[Begin]

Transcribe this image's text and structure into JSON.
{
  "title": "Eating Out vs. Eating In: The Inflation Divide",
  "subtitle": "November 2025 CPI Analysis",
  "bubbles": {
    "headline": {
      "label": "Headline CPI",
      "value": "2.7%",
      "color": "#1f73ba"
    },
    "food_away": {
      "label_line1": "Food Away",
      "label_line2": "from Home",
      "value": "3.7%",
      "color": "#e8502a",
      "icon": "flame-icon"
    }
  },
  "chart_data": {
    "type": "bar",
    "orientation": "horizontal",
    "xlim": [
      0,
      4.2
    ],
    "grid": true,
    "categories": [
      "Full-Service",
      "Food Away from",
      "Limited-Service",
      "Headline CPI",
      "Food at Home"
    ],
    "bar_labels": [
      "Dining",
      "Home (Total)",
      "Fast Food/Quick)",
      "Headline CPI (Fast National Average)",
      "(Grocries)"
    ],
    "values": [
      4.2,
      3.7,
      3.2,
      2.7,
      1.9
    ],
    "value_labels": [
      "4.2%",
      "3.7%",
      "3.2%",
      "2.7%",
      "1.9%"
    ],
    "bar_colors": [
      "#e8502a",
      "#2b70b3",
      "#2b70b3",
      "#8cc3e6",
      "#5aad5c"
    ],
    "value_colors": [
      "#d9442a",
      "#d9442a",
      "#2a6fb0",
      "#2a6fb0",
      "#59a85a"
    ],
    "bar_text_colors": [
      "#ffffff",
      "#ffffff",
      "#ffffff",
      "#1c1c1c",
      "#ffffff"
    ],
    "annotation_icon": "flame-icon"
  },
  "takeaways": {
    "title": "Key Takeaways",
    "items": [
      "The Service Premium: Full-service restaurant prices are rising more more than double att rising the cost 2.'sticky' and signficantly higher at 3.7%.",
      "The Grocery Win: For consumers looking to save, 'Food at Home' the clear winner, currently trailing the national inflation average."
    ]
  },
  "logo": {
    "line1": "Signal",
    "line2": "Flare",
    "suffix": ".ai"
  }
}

[End]

• [Task goal]:
Go through the listing and print each line exactly as it appears.

• [Answer to the task]:
Transcribe this image's text and structure into JSON.
{
  "title": "Eating Out vs. Eating In: The Inflation Divide",
  "subtitle": "November 2025 CPI Analysis",
  "bubbles": {
    "headline": {
      "label": "Headline CPI",
      "value": "2.7%",
      "color": "#1f73ba"
    },
    "food_away": {
      "label_line1": "Food Away",
      "label_line2": "from Home",
      "value": "3.7%",
      "color": "#e8502a",
      "icon": "flame-icon"
    }
  },
  "chart_data": {
    "type": "bar",
    "orientation": "horizontal",
    "xlim": [
      0,
      4.2
    ],
    "grid": true,
    "categories": [
      "Full-Service",
      "Food Away from",
      "Limited-Service",
      "Headline CPI",
      "Food at Home"
    ],
    "bar_labels": [
      "Dining",
      "Home (Total)",
      "Fast Food/Quick)",
      "Headline CPI (Fast National Average)",
      "(Grocries)"
    ],
    "values": [
      4.2,
      3.7,
      3.2,
      2.7,
      1.9
    ],
    "value_labels": [
      "4.2%",
      "3.7%",
      "3.2%",
      "2.7%",
      "1.9%"
    ],
    "bar_colors": [
      "#e8502a",
      "#2b70b3",
      "#2b70b3",
      "#8cc3e6",
      "#5aad5c"
    ],
    "value_colors": [
      "#d9442a",
      "#d9442a",
      "#2a6fb0",
      "#2a6fb0",
      "#59a85a"
    ],
    "bar_text_colors": [
      "#ffffff",
      "#ffffff",
      "#ffffff",
      "#1c1c1c",
      "#ffffff"
    ],
    "annotation_icon": "flame-icon"
  },
  "takeaways": {
    "title": "Key Takeaways",
    "items": [
      "The Service Premium: Full-service restaurant prices are rising more more than double att rising the cost 2.'sticky' and signficantly higher at 3.7%.",
      "The Grocery Win: For consumers looking to save, 'Food at Home' the clear winner, currently trailing the national inflation average."
    ]
  },
  "logo": {
    "line1": "Signal",
    "line2": "Flare",
    "suffix": ".ai"
  }
}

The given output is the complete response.